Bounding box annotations
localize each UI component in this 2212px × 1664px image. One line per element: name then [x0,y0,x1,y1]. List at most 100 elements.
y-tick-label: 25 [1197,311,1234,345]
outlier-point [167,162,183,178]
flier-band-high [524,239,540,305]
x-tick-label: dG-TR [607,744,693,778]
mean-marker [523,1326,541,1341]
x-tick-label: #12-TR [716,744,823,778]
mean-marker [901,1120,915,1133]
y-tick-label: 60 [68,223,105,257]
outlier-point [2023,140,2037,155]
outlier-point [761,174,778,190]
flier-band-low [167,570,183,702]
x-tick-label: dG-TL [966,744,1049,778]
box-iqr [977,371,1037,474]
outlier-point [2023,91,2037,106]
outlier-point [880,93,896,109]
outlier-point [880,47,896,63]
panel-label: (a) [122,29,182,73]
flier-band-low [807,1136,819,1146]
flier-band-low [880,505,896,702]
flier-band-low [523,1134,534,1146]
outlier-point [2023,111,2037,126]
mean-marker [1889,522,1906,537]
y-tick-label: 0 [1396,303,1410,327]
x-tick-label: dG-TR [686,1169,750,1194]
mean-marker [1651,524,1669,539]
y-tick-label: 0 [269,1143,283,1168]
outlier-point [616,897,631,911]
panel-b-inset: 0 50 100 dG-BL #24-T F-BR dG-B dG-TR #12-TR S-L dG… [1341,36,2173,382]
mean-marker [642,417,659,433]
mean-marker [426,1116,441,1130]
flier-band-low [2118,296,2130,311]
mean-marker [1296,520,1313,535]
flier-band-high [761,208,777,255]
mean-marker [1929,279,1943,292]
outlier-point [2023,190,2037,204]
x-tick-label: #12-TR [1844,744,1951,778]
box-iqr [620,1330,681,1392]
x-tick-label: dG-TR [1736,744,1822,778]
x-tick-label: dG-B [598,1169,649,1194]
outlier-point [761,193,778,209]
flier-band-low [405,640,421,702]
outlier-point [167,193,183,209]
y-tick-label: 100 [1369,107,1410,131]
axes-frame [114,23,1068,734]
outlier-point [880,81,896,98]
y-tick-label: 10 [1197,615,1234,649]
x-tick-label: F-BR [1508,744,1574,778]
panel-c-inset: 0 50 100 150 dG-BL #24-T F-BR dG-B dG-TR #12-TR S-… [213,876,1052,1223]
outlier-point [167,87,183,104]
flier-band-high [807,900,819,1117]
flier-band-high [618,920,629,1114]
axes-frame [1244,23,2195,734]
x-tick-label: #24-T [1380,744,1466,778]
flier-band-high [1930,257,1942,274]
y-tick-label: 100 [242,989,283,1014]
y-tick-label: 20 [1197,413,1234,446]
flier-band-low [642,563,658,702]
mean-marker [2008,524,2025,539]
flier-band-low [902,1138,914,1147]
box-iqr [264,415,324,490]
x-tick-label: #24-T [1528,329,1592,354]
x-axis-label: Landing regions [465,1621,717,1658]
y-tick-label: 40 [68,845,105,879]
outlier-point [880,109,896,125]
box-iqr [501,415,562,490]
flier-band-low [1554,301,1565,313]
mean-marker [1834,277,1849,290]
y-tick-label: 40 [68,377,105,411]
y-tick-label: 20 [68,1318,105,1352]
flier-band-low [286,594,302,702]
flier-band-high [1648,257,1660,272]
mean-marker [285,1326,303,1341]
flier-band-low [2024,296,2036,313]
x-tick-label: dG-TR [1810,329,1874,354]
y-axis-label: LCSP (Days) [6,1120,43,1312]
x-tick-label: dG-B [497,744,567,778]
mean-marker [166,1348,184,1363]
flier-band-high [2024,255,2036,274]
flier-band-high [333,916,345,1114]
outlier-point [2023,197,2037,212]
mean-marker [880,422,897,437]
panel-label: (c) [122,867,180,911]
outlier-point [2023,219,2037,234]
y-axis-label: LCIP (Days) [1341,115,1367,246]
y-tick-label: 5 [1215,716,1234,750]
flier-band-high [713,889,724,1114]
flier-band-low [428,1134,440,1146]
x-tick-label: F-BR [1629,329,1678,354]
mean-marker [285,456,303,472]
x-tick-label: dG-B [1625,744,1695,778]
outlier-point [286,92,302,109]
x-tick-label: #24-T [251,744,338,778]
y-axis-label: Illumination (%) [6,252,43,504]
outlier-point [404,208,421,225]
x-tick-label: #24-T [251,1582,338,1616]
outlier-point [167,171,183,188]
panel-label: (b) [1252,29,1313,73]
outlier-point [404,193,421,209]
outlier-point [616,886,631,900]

### Directive
Print every line of the data above verbatim, in its original order.

### Solved exercise
localize each UI component in this 2212px × 1664px image. One line per element: name then [x0,y0,x1,y1]. List at most 100 elements.
y-tick-label: 25 [1197,311,1234,345]
outlier-point [167,162,183,178]
flier-band-high [524,239,540,305]
x-tick-label: dG-TR [607,744,693,778]
mean-marker [523,1326,541,1341]
x-tick-label: #12-TR [716,744,823,778]
mean-marker [901,1120,915,1133]
y-tick-label: 60 [68,223,105,257]
outlier-point [2023,140,2037,155]
outlier-point [761,174,778,190]
flier-band-low [167,570,183,702]
x-tick-label: dG-TL [966,744,1049,778]
box-iqr [977,371,1037,474]
outlier-point [2023,91,2037,106]
outlier-point [880,93,896,109]
outlier-point [880,47,896,63]
panel-label: (a) [122,29,182,73]
flier-band-low [807,1136,819,1146]
flier-band-low [880,505,896,702]
flier-band-low [523,1134,534,1146]
outlier-point [2023,111,2037,126]
mean-marker [1889,522,1906,537]
y-tick-label: 0 [1396,303,1410,327]
x-tick-label: dG-TR [686,1169,750,1194]
mean-marker [1651,524,1669,539]
y-tick-label: 0 [269,1143,283,1168]
outlier-point [616,897,631,911]
panel-b-inset: 0 50 100 dG-BL #24-T F-BR dG-B dG-TR #12-TR S-L dG… [1341,36,2173,382]
mean-marker [642,417,659,433]
mean-marker [426,1116,441,1130]
flier-band-low [2118,296,2130,311]
mean-marker [1296,520,1313,535]
flier-band-high [761,208,777,255]
mean-marker [1929,279,1943,292]
outlier-point [2023,190,2037,204]
x-tick-label: #12-TR [1844,744,1951,778]
box-iqr [620,1330,681,1392]
x-tick-label: dG-TR [1736,744,1822,778]
x-tick-label: dG-B [598,1169,649,1194]
outlier-point [761,193,778,209]
flier-band-low [405,640,421,702]
outlier-point [167,193,183,209]
y-tick-label: 100 [1369,107,1410,131]
axes-frame [114,23,1068,734]
outlier-point [880,81,896,98]
y-tick-label: 10 [1197,615,1234,649]
x-tick-label: F-BR [1508,744,1574,778]
panel-c-inset: 0 50 100 150 dG-BL #24-T F-BR dG-B dG-TR #12-TR S-… [213,876,1052,1223]
outlier-point [167,87,183,104]
flier-band-high [807,900,819,1117]
flier-band-high [618,920,629,1114]
axes-frame [1244,23,2195,734]
x-tick-label: #24-T [1380,744,1466,778]
flier-band-high [1930,257,1942,274]
y-tick-label: 100 [242,989,283,1014]
y-tick-label: 20 [1197,413,1234,446]
flier-band-low [642,563,658,702]
mean-marker [2008,524,2025,539]
flier-band-low [902,1138,914,1147]
box-iqr [264,415,324,490]
x-tick-label: #24-T [1528,329,1592,354]
x-axis-label: Landing regions [465,1621,717,1658]
y-tick-label: 40 [68,845,105,879]
outlier-point [880,109,896,125]
box-iqr [501,415,562,490]
flier-band-low [1554,301,1565,313]
mean-marker [1834,277,1849,290]
y-tick-label: 40 [68,377,105,411]
y-tick-label: 20 [68,1318,105,1352]
flier-band-low [286,594,302,702]
flier-band-high [1648,257,1660,272]
mean-marker [285,1326,303,1341]
flier-band-low [2024,296,2036,313]
x-tick-label: dG-TR [1810,329,1874,354]
y-axis-label: LCSP (Days) [6,1120,43,1312]
x-tick-label: dG-B [497,744,567,778]
mean-marker [166,1348,184,1363]
flier-band-high [2024,255,2036,274]
flier-band-high [333,916,345,1114]
outlier-point [2023,197,2037,212]
mean-marker [880,422,897,437]
panel-label: (c) [122,867,180,911]
outlier-point [2023,219,2037,234]
y-axis-label: LCIP (Days) [1341,115,1367,246]
y-tick-label: 5 [1215,716,1234,750]
flier-band-high [713,889,724,1114]
flier-band-low [428,1134,440,1146]
x-tick-label: F-BR [1629,329,1678,354]
mean-marker [285,456,303,472]
x-tick-label: dG-B [1625,744,1695,778]
outlier-point [286,92,302,109]
x-tick-label: #24-T [251,744,338,778]
y-axis-label: Illumination (%) [6,252,43,504]
outlier-point [404,208,421,225]
x-tick-label: #24-T [251,1582,338,1616]
outlier-point [167,171,183,188]
panel-label: (b) [1252,29,1313,73]
outlier-point [404,193,421,209]
outlier-point [616,886,631,900]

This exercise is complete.